### Supplied data
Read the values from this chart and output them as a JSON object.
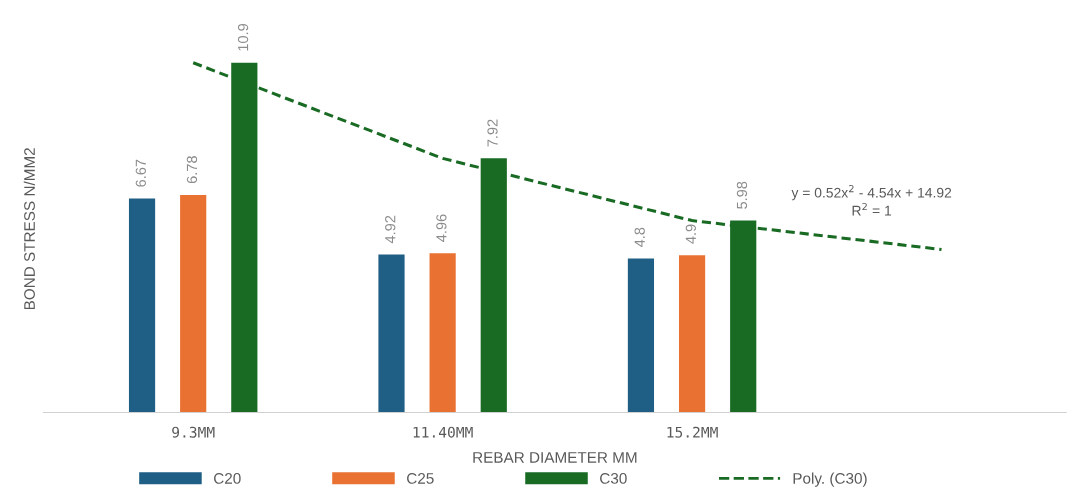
{
  "chart_data": {
    "type": "bar",
    "xlabel": "REBAR DIAMETER MM",
    "ylabel": "BOND STRESS N/MM2",
    "categories": [
      "9.3MM",
      "11.40MM",
      "15.2MM",
      null
    ],
    "series": [
      {
        "name": "C20",
        "color": "#1f5f86",
        "values": [
          6.67,
          4.92,
          4.8,
          null
        ],
        "value_labels": [
          "6.67",
          "4.92",
          "4.8",
          null
        ]
      },
      {
        "name": "C25",
        "color": "#e97132",
        "values": [
          6.78,
          4.96,
          4.9,
          null
        ],
        "value_labels": [
          "6.78",
          "4.96",
          "4.9",
          null
        ]
      },
      {
        "name": "C30",
        "color": "#196b24",
        "values": [
          10.9,
          7.92,
          5.98,
          null
        ],
        "value_labels": [
          "10.9",
          "7.92",
          "5.98",
          null
        ]
      },
      {
        "name": "Poly. (C30)",
        "type": "line",
        "line_style": "dashed",
        "color": "#196b24",
        "values": [
          10.9,
          7.92,
          5.98,
          5.08
        ]
      }
    ],
    "annotations": [
      "y = 0.52x$^{2}$ - 4.54x + 14.92",
      "R$^{2}$ = 1"
    ],
    "legend": "bottom",
    "grid": false
  }
}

### Work to complete
Set each line of the records down exactly, leaving every picture out.

### The output
Read the values from this chart and output them as a JSON object.
{
  "chart_data": {
    "type": "bar",
    "xlabel": "REBAR DIAMETER MM",
    "ylabel": "BOND STRESS N/MM2",
    "categories": [
      "9.3MM",
      "11.40MM",
      "15.2MM",
      null
    ],
    "series": [
      {
        "name": "C20",
        "color": "#1f5f86",
        "values": [
          6.67,
          4.92,
          4.8,
          null
        ],
        "value_labels": [
          "6.67",
          "4.92",
          "4.8",
          null
        ]
      },
      {
        "name": "C25",
        "color": "#e97132",
        "values": [
          6.78,
          4.96,
          4.9,
          null
        ],
        "value_labels": [
          "6.78",
          "4.96",
          "4.9",
          null
        ]
      },
      {
        "name": "C30",
        "color": "#196b24",
        "values": [
          10.9,
          7.92,
          5.98,
          null
        ],
        "value_labels": [
          "10.9",
          "7.92",
          "5.98",
          null
        ]
      },
      {
        "name": "Poly. (C30)",
        "type": "line",
        "line_style": "dashed",
        "color": "#196b24",
        "values": [
          10.9,
          7.92,
          5.98,
          5.08
        ]
      }
    ],
    "annotations": [
      "y = 0.52x$^{2}$ - 4.54x + 14.92",
      "R$^{2}$ = 1"
    ],
    "legend": "bottom",
    "grid": false
  }
}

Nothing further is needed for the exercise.